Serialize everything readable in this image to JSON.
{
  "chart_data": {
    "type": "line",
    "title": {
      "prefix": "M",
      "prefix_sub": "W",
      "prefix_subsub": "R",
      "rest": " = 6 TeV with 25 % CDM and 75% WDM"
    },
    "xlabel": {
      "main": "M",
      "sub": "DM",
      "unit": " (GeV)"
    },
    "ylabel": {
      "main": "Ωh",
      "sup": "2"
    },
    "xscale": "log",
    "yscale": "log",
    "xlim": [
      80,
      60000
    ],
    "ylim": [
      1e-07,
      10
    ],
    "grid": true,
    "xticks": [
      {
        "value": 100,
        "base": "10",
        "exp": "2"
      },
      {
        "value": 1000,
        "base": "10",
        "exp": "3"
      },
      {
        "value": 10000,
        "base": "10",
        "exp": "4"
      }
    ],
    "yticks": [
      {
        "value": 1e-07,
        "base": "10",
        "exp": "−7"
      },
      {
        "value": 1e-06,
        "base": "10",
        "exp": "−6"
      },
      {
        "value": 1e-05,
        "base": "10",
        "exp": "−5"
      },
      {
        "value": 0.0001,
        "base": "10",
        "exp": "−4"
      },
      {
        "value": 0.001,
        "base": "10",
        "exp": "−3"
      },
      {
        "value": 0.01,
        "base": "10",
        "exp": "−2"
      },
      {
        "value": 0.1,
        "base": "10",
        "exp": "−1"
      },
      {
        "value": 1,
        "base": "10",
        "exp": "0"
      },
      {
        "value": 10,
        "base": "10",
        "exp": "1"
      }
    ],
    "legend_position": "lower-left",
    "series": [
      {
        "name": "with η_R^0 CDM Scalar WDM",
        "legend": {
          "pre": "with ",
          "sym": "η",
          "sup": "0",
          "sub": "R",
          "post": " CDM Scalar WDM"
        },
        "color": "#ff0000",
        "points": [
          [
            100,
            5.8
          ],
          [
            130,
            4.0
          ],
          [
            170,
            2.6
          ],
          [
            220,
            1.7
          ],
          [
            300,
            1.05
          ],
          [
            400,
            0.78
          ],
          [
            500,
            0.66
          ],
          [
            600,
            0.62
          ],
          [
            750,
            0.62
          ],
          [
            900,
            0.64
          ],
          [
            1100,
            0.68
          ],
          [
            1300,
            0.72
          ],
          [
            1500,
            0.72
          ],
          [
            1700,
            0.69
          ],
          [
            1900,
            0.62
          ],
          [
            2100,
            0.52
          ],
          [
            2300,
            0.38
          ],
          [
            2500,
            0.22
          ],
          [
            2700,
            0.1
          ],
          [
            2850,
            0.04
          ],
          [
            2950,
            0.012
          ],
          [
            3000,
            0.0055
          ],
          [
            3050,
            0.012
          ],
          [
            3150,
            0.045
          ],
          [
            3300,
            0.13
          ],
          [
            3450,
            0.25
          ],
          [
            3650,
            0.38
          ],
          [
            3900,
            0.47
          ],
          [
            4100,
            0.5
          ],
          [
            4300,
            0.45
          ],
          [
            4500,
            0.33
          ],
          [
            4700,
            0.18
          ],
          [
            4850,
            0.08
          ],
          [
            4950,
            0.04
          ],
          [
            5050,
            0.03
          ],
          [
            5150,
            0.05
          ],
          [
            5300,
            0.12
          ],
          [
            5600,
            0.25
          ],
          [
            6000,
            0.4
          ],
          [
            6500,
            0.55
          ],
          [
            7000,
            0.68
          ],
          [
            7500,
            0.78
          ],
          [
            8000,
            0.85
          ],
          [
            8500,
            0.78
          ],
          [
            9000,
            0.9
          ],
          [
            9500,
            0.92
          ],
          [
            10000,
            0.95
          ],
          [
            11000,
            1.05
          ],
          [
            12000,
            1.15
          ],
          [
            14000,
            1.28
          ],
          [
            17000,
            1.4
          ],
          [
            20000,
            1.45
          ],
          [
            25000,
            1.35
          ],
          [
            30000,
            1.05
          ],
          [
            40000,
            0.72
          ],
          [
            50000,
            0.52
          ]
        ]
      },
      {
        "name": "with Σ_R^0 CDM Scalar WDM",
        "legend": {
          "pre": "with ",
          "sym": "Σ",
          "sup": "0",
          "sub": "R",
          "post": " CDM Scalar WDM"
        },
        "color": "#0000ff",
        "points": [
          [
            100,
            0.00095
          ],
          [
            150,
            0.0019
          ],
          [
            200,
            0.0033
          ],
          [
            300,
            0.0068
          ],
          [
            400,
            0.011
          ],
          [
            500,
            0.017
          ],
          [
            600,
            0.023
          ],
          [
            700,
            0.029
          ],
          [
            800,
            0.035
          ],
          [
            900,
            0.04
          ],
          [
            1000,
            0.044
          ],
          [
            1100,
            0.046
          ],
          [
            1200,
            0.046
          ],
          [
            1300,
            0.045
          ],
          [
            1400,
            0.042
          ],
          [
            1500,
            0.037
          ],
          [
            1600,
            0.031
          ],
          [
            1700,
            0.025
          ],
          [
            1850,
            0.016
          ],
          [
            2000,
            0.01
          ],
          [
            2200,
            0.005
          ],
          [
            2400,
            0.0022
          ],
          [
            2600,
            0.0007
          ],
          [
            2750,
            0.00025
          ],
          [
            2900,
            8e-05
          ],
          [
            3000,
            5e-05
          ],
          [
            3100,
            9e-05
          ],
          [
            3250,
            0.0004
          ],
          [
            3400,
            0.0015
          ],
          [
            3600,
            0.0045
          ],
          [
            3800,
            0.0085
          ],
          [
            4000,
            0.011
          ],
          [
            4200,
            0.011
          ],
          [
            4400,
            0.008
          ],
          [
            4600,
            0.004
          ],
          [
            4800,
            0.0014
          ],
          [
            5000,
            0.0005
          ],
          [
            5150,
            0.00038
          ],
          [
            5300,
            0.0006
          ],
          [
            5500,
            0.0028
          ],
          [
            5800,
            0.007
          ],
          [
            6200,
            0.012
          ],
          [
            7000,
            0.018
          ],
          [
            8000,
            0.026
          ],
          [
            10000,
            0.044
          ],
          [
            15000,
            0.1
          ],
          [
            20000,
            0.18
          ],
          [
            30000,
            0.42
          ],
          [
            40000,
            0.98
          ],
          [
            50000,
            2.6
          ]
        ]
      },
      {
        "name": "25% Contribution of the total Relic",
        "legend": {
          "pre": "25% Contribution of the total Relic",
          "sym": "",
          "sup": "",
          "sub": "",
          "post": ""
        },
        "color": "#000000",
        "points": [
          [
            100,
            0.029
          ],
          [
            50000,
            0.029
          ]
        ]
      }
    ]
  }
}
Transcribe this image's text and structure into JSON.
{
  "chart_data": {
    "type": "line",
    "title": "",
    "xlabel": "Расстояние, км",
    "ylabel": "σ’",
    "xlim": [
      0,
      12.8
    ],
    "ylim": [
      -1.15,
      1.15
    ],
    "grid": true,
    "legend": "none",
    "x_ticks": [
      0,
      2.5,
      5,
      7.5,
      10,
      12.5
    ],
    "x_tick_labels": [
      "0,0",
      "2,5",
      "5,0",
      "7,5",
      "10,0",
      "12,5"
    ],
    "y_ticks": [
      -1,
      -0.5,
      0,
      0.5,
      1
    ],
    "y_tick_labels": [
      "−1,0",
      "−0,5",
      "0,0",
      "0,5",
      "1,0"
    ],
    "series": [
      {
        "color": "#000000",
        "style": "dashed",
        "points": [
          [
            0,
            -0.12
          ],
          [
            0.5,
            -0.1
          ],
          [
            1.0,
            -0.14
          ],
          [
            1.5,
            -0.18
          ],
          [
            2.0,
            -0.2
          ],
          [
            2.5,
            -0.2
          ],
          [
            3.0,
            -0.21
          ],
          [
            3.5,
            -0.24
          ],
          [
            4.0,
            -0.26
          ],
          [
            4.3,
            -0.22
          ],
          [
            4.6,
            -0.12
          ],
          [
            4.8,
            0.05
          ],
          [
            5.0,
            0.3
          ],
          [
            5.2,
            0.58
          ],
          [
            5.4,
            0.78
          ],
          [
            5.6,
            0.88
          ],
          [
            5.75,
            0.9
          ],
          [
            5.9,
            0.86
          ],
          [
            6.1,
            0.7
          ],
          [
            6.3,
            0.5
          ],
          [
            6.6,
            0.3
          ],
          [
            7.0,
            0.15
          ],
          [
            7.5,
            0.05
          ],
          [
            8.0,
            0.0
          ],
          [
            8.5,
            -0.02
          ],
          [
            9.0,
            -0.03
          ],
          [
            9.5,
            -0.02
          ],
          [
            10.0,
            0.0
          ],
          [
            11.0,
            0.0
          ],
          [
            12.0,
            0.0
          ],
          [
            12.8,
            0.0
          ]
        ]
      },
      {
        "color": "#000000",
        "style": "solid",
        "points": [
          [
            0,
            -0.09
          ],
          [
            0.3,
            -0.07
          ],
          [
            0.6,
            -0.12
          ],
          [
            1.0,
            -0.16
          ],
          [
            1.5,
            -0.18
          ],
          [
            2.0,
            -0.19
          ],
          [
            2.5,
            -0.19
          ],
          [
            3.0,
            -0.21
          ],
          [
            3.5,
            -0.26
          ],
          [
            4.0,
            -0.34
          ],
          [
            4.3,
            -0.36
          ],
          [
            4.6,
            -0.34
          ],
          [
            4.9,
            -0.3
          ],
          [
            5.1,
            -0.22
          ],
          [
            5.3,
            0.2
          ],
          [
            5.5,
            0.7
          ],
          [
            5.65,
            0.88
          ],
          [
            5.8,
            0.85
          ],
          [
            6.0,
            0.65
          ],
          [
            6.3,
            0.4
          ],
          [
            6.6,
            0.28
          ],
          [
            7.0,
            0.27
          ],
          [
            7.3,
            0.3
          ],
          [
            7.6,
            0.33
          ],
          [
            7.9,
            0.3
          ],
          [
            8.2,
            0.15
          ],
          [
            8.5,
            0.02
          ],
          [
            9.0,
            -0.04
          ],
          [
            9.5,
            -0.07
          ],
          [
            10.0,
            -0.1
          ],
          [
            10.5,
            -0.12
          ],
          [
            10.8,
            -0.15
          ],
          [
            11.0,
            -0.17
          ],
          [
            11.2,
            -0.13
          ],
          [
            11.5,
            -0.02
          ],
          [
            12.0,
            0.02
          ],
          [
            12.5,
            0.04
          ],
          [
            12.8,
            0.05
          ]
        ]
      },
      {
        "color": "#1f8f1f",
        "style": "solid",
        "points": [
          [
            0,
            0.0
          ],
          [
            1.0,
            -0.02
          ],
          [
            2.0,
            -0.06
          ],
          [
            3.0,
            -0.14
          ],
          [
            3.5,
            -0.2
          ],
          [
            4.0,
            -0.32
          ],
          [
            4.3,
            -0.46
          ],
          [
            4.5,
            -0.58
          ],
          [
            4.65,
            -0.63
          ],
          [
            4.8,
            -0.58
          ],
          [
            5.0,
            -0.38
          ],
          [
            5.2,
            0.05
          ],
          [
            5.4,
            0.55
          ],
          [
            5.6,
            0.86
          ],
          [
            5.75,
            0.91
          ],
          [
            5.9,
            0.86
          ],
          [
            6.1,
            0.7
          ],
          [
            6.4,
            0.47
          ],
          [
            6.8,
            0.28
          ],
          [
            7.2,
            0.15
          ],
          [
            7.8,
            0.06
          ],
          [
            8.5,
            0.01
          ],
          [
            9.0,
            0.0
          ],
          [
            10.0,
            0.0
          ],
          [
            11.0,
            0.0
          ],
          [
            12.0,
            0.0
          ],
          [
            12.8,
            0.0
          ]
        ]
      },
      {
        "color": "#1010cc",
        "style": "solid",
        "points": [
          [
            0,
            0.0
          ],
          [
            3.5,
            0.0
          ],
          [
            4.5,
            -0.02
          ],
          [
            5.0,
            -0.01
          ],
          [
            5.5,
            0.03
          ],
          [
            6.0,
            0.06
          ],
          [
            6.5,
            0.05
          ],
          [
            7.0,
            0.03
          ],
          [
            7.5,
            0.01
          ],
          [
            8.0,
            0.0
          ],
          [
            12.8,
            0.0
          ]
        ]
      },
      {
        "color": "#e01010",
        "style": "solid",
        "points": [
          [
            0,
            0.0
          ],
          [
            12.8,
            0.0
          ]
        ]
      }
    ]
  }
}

· · · ·

Report back each line of the entries that holds the string "Scalar".

        "name": "with η_R^0 CDM Scalar WDM",
          "post": " CDM Scalar WDM"
        "name": "with Σ_R^0 CDM Scalar WDM",
          "post": " CDM Scalar WDM"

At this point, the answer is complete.